[Records from a collection of figures]
=======
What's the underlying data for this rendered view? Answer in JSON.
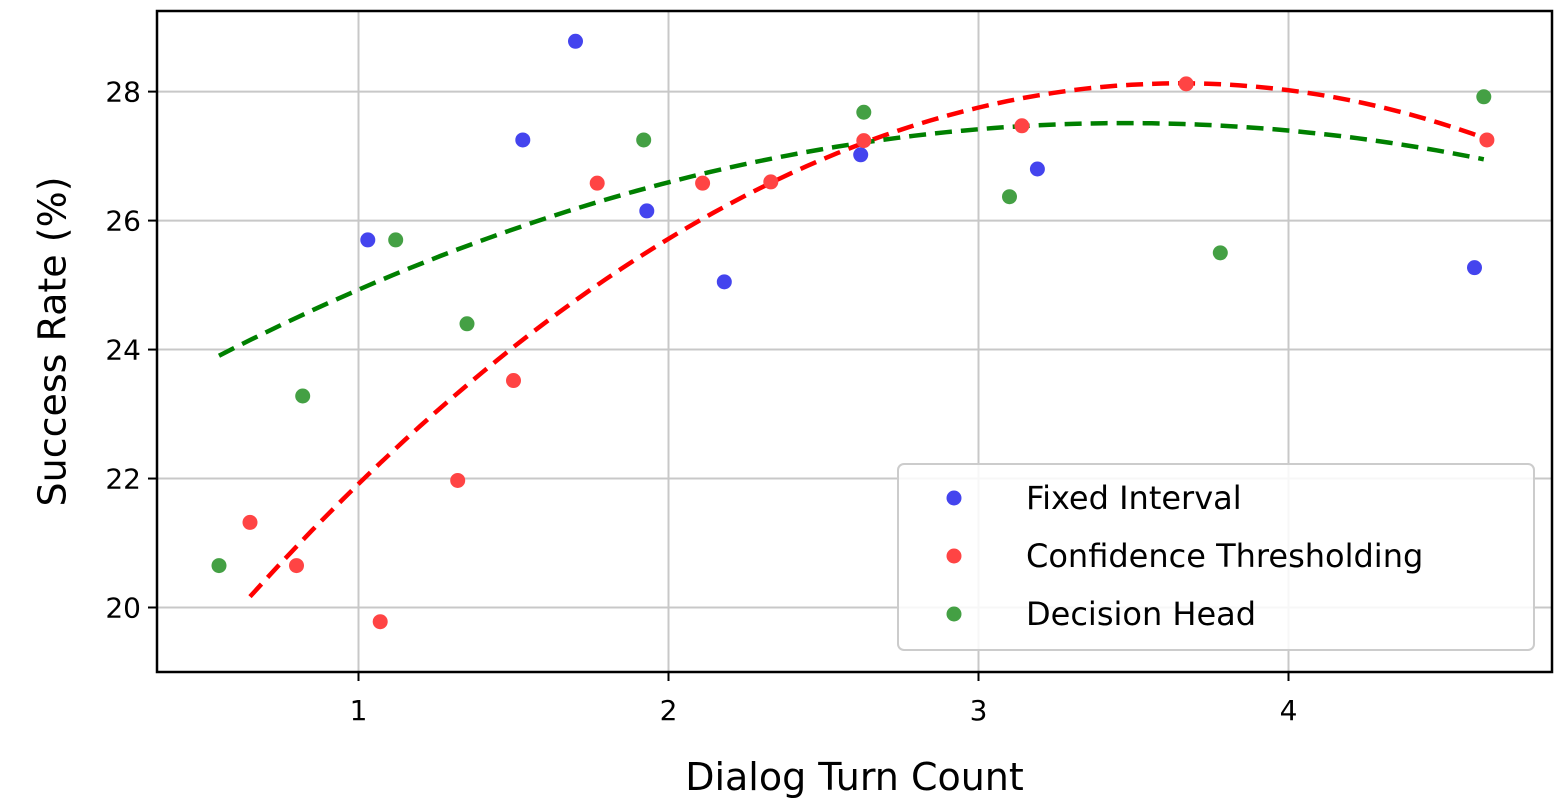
{
  "chart_data": {
    "type": "scatter",
    "title": "",
    "xlabel": "Dialog Turn Count",
    "ylabel": "Success Rate (%)",
    "xlim": [
      0.35,
      4.85
    ],
    "ylim": [
      19.0,
      29.25
    ],
    "xticks": [
      1,
      2,
      3,
      4
    ],
    "yticks": [
      20,
      22,
      24,
      26,
      28
    ],
    "grid": true,
    "legend_position": "lower-right",
    "series": [
      {
        "name": "Fixed Interval",
        "color": "#4444ee",
        "points": [
          [
            1.03,
            25.7
          ],
          [
            1.53,
            27.25
          ],
          [
            1.7,
            28.78
          ],
          [
            1.93,
            26.15
          ],
          [
            2.18,
            25.05
          ],
          [
            2.62,
            27.02
          ],
          [
            3.19,
            26.8
          ],
          [
            4.6,
            25.27
          ]
        ]
      },
      {
        "name": "Confidence Thresholding",
        "color": "#ff4444",
        "points": [
          [
            0.65,
            21.32
          ],
          [
            0.8,
            20.65
          ],
          [
            1.07,
            19.78
          ],
          [
            1.32,
            21.97
          ],
          [
            1.5,
            23.52
          ],
          [
            1.77,
            26.58
          ],
          [
            2.11,
            26.58
          ],
          [
            2.33,
            26.6
          ],
          [
            2.63,
            27.24
          ],
          [
            3.14,
            27.47
          ],
          [
            3.67,
            28.12
          ],
          [
            4.64,
            27.25
          ]
        ],
        "trend": {
          "color": "#ff0000",
          "x_range": [
            0.65,
            4.64
          ],
          "coefficients": [
            -0.883,
            6.45,
            16.35
          ]
        }
      },
      {
        "name": "Decision Head",
        "color": "#44a044",
        "points": [
          [
            0.55,
            20.65
          ],
          [
            0.82,
            23.28
          ],
          [
            1.12,
            25.7
          ],
          [
            1.35,
            24.4
          ],
          [
            1.92,
            27.25
          ],
          [
            2.63,
            27.68
          ],
          [
            3.1,
            26.37
          ],
          [
            3.78,
            25.5
          ],
          [
            4.63,
            27.92
          ]
        ],
        "trend": {
          "color": "#008000",
          "x_range": [
            0.55,
            4.63
          ],
          "coefficients": [
            -0.4215,
            2.93,
            22.42
          ]
        }
      }
    ]
  }
}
=======
● To do: Copy every line in the entries above that has the string "name" in it.

● The output:
        "name": "Fixed Interval",
        "name": "Confidence Thresholding",
        "name": "Decision Head",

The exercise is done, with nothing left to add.